◆ **Do this**: Copy every line of the data that contains the string "kelamin".

◆ **Dataset records**:
○ ○ ○ ○ ○

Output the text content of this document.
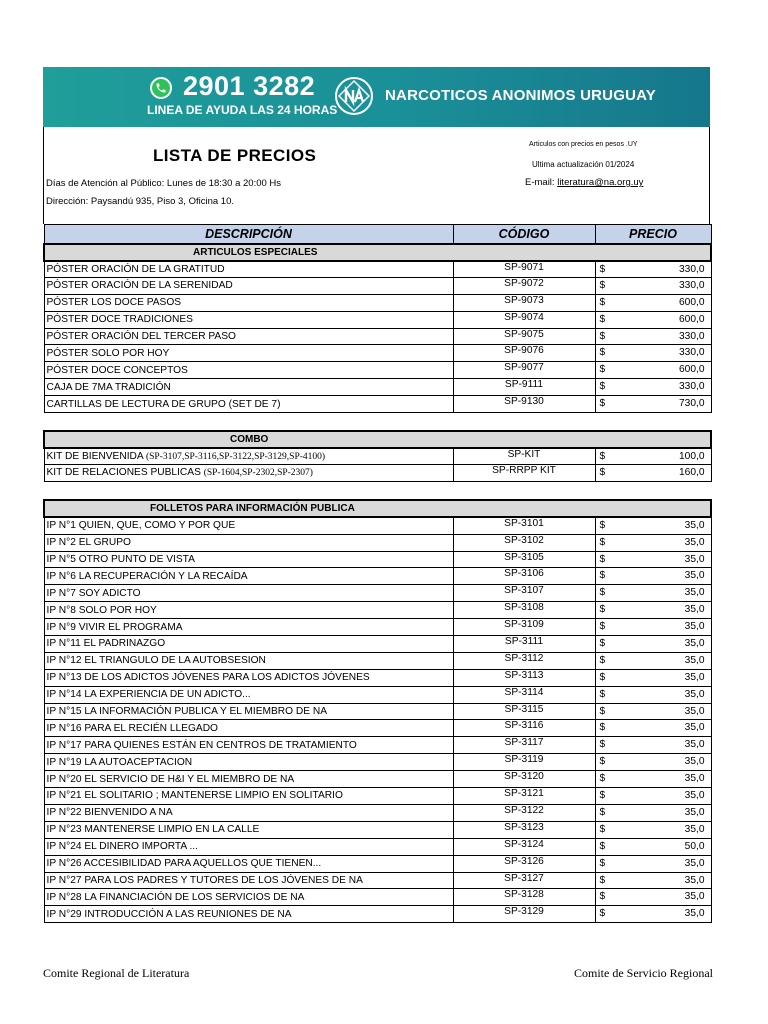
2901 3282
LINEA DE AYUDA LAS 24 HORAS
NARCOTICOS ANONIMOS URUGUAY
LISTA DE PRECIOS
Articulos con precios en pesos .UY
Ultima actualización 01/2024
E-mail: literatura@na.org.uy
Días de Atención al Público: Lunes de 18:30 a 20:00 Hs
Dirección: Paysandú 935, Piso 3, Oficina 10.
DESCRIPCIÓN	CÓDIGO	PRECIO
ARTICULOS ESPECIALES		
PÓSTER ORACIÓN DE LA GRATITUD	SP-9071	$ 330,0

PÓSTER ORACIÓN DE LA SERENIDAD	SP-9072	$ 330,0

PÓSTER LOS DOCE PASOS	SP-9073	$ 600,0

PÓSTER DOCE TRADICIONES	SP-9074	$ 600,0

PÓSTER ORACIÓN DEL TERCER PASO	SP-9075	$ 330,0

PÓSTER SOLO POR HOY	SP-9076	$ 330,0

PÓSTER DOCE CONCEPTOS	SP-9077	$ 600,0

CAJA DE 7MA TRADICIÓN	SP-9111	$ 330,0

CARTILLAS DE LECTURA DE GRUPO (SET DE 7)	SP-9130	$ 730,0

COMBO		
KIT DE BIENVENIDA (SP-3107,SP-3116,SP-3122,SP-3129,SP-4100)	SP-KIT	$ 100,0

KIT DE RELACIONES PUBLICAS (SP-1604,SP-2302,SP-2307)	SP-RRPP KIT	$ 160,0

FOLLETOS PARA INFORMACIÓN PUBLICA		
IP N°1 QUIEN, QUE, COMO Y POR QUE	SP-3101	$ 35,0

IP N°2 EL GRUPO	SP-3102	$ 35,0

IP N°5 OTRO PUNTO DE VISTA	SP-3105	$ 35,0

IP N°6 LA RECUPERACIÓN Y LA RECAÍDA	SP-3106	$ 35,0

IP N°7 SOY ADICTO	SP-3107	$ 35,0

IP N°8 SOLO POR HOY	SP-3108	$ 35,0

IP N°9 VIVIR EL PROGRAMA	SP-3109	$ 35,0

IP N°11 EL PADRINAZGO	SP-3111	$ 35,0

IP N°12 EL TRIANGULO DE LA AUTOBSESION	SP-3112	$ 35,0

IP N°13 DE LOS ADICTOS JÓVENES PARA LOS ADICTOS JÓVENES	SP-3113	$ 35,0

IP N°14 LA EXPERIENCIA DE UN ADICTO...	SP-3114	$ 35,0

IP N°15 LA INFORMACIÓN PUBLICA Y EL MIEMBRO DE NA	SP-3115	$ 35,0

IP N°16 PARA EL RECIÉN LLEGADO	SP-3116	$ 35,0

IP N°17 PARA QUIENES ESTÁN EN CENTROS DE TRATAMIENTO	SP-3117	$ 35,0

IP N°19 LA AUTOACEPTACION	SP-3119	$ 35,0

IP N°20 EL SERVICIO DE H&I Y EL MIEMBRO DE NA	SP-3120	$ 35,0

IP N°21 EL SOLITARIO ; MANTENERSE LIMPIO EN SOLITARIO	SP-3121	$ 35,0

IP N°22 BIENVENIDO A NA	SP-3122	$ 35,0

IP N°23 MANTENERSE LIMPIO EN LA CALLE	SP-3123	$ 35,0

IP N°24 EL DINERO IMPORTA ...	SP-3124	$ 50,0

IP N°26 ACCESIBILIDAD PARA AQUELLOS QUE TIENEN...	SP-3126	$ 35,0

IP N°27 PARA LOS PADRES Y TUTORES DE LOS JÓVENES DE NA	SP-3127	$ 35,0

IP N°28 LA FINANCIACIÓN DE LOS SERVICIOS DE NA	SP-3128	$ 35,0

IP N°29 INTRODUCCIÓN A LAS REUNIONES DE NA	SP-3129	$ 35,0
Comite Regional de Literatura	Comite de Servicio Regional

○ ○ ○ ○ ○

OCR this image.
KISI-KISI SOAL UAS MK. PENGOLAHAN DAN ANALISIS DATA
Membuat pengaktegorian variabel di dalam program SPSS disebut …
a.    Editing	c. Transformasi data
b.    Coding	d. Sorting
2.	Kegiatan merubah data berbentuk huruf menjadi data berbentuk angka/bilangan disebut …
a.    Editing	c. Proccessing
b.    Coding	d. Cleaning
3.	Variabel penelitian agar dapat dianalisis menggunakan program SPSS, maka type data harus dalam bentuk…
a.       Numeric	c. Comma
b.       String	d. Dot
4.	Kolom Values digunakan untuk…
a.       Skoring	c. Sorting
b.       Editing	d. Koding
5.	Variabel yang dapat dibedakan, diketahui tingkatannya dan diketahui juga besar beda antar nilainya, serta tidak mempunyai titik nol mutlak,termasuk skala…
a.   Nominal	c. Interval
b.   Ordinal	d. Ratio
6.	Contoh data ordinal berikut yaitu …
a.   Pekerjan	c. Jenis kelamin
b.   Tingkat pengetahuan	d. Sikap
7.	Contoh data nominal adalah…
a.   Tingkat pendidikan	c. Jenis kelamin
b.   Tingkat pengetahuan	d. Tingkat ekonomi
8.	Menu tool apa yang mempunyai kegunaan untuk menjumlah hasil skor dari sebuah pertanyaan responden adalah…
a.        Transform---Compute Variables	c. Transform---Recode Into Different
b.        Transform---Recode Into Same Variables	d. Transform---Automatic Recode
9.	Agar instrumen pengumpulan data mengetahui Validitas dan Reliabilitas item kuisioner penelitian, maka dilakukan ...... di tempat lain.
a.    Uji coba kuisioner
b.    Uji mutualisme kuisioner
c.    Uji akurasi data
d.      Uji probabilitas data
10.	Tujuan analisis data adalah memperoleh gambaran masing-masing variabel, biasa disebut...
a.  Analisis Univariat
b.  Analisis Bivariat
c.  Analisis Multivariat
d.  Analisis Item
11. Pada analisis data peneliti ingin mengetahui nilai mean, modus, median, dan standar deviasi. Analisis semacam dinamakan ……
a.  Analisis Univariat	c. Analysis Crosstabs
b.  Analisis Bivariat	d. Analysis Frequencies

○ ○ ○ ○ ○

◆ **Result of the exercise**:
a.   Pekerjan	c. Jenis kelamin
a.   Tingkat pendidikan	c. Jenis kelamin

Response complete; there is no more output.